GIVEN DATA |
○ ○ ○ ○ ○

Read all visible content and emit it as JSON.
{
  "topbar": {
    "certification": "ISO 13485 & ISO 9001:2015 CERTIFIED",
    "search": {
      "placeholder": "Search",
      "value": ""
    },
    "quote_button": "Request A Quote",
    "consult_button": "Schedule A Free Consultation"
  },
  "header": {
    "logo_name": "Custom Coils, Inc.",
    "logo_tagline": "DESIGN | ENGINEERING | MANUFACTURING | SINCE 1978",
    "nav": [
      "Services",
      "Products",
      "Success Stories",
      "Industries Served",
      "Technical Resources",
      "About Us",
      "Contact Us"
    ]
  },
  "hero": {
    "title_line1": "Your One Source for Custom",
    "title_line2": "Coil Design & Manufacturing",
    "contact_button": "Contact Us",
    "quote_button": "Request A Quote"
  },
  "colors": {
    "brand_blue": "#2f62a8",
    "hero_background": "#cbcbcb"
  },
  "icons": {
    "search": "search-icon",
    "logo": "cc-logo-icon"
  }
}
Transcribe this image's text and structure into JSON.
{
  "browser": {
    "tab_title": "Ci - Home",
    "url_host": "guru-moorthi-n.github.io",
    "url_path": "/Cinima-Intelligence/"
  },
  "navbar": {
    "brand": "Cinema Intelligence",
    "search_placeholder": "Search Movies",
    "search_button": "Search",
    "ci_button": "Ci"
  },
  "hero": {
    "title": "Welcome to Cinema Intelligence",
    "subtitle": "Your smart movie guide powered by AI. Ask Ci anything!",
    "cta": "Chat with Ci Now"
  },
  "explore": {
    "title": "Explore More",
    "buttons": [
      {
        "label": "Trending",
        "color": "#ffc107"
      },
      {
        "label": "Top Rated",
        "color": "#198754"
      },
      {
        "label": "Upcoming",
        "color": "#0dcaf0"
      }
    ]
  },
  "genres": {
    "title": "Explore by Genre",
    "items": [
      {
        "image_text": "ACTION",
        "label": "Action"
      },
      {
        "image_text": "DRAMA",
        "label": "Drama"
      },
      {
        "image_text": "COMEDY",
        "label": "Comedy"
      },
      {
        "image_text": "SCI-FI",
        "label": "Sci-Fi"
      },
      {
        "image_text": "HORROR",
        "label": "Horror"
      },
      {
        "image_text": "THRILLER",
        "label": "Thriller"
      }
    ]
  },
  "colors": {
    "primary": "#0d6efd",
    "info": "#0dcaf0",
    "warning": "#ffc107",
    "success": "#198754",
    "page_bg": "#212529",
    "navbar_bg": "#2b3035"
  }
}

○ ○ ○ ○ ○

PROBLEM TO SOLVE | Make a tally of the lines in this data that include the string "Quote", and answer with that tally alone.

OUTPUT FOR THIS TASK | 2